**Objective**. Gather up every line from the entries below that uses the word "Trajectory".

Records from a data source:
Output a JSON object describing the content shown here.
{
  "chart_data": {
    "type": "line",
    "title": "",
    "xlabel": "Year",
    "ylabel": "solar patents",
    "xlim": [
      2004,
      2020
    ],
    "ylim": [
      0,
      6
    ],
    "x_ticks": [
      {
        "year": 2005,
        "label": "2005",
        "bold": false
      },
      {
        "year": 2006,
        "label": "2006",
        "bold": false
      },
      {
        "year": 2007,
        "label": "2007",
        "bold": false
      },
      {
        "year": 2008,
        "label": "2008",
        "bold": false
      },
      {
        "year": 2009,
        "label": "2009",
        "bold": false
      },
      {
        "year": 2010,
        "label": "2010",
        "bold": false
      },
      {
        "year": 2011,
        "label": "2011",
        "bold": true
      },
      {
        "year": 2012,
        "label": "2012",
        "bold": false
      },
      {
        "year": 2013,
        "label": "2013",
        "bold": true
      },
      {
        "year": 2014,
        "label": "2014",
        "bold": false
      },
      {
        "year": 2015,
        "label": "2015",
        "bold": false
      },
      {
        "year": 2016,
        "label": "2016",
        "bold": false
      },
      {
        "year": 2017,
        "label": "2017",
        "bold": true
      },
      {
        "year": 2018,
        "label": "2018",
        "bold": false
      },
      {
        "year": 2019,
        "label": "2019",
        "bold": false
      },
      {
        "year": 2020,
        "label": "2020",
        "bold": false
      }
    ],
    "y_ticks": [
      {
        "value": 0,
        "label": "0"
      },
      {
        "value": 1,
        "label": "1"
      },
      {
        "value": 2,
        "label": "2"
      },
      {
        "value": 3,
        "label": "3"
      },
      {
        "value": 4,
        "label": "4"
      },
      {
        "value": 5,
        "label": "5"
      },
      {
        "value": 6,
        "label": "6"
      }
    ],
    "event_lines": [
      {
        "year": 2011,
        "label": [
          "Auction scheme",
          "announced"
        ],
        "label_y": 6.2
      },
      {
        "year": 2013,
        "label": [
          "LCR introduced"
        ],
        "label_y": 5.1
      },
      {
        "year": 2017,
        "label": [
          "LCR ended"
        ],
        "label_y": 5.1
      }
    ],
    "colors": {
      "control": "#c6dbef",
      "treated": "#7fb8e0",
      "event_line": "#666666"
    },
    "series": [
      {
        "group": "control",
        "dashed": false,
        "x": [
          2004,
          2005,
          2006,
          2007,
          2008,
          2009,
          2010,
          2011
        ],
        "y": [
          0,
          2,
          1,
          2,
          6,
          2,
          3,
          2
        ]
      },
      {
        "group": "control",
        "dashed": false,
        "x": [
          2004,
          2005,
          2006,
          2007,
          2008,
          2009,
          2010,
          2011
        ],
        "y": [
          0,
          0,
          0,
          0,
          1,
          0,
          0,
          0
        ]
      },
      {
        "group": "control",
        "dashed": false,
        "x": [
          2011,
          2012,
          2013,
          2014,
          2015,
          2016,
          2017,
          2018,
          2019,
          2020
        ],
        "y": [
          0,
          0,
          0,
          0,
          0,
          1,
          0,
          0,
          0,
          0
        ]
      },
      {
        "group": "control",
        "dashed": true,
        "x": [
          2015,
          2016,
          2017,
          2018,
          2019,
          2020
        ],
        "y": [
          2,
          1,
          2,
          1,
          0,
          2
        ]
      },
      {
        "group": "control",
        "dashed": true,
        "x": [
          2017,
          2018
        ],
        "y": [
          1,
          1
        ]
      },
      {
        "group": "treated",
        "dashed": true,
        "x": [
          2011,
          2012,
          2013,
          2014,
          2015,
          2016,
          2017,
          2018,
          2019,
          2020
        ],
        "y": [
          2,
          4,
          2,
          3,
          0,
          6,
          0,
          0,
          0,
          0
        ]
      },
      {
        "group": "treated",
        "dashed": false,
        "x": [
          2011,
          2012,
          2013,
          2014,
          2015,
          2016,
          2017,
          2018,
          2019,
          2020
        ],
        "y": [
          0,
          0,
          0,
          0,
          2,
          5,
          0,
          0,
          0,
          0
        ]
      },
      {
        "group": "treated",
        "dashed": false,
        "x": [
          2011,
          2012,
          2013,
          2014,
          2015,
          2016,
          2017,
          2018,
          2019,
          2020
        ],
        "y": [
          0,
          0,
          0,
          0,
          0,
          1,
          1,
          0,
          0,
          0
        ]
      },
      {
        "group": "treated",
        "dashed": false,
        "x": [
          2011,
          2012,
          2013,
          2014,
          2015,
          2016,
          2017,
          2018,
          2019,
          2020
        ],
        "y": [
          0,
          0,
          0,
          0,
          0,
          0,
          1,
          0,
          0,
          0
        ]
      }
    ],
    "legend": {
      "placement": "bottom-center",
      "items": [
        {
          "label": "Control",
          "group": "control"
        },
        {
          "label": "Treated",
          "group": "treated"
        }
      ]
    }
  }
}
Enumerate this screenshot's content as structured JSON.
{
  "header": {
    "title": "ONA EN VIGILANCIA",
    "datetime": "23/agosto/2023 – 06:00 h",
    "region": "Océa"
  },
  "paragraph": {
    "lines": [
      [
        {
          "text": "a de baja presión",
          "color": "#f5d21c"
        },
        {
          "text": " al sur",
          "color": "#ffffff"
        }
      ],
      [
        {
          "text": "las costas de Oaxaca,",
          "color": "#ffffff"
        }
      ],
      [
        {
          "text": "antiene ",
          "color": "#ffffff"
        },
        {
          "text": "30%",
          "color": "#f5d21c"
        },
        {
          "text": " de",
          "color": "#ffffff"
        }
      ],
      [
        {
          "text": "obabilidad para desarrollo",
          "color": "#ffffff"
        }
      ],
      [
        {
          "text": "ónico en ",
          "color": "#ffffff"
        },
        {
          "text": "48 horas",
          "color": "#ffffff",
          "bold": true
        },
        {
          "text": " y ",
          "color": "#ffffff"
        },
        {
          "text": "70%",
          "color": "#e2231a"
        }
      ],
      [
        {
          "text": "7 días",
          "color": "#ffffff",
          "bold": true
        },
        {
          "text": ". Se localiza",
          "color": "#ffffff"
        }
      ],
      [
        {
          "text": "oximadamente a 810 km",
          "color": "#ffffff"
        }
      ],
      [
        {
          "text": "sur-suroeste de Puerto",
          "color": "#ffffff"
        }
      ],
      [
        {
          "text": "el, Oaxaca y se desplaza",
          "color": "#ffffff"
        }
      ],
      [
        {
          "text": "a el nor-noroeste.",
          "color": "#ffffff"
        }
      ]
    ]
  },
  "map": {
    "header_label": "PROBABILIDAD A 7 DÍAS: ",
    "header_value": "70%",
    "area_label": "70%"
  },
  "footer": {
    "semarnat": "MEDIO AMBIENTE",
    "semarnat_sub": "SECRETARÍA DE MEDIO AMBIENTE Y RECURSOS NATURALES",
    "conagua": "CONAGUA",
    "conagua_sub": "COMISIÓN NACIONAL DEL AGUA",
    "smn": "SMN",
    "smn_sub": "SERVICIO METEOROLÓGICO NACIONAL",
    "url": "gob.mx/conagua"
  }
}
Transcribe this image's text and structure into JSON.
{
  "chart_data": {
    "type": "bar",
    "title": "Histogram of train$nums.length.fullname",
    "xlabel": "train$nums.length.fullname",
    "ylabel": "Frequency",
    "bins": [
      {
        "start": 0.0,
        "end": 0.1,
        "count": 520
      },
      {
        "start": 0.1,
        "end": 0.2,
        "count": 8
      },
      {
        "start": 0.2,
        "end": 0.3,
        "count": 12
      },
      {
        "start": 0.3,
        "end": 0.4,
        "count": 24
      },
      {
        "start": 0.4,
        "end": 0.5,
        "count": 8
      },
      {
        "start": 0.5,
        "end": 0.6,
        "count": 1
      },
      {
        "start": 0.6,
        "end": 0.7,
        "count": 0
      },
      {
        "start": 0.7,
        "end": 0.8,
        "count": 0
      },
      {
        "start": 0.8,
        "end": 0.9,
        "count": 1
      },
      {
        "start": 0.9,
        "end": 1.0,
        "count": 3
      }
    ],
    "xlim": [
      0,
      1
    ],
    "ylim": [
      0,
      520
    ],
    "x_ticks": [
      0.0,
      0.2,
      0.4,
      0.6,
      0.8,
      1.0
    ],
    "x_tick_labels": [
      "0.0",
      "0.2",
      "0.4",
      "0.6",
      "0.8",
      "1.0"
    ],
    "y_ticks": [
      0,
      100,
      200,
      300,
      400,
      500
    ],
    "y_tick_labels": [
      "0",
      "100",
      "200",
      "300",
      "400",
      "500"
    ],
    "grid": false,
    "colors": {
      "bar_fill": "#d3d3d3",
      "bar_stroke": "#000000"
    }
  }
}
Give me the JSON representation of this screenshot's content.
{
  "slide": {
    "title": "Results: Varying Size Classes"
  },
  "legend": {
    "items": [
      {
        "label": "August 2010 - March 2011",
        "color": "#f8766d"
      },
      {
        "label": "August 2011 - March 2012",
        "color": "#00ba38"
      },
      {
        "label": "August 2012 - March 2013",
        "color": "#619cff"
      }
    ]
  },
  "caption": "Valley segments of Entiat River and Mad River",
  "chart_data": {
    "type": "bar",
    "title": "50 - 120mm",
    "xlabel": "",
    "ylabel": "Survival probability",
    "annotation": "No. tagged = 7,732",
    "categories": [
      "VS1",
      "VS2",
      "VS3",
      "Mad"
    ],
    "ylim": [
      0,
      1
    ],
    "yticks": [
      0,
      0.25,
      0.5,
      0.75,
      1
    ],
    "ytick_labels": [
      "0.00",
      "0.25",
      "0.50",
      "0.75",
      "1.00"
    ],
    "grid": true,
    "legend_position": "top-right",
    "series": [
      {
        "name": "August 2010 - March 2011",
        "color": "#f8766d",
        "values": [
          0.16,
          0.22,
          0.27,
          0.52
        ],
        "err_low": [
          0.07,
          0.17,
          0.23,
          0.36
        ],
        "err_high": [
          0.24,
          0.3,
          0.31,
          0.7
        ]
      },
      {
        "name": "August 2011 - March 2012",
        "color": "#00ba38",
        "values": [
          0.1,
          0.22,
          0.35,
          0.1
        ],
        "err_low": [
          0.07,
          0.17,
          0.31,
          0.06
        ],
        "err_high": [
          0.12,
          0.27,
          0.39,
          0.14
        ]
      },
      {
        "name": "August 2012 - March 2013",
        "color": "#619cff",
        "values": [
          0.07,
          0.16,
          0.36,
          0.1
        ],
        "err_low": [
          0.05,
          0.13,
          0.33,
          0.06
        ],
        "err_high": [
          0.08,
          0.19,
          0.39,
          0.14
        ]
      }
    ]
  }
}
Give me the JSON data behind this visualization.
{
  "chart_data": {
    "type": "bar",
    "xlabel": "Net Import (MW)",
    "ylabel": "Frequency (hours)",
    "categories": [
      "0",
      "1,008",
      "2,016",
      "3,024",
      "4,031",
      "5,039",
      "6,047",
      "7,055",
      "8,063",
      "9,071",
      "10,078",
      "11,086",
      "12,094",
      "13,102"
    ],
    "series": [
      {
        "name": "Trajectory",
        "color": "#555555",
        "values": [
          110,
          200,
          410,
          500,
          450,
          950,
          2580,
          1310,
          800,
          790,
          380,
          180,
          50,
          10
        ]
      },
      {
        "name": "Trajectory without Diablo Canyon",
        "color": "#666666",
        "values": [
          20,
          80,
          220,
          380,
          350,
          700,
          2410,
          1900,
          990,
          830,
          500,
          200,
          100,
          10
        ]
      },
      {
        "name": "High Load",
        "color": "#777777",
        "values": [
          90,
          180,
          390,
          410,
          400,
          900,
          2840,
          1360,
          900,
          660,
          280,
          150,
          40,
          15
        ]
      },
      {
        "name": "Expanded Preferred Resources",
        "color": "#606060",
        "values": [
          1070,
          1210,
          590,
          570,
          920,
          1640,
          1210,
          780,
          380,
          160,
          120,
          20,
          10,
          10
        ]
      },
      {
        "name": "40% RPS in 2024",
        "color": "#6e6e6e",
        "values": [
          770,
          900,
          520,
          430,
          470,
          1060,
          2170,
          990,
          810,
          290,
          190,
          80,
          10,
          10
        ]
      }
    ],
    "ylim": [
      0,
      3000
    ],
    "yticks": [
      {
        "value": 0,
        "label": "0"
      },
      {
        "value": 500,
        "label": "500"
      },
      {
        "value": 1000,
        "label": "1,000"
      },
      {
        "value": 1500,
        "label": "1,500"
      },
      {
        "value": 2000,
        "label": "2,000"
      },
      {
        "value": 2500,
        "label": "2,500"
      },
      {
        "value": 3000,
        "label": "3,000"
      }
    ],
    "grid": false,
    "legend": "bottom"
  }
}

**Response to the task**.
        "name": "Trajectory",
        "name": "Trajectory without Diablo Canyon",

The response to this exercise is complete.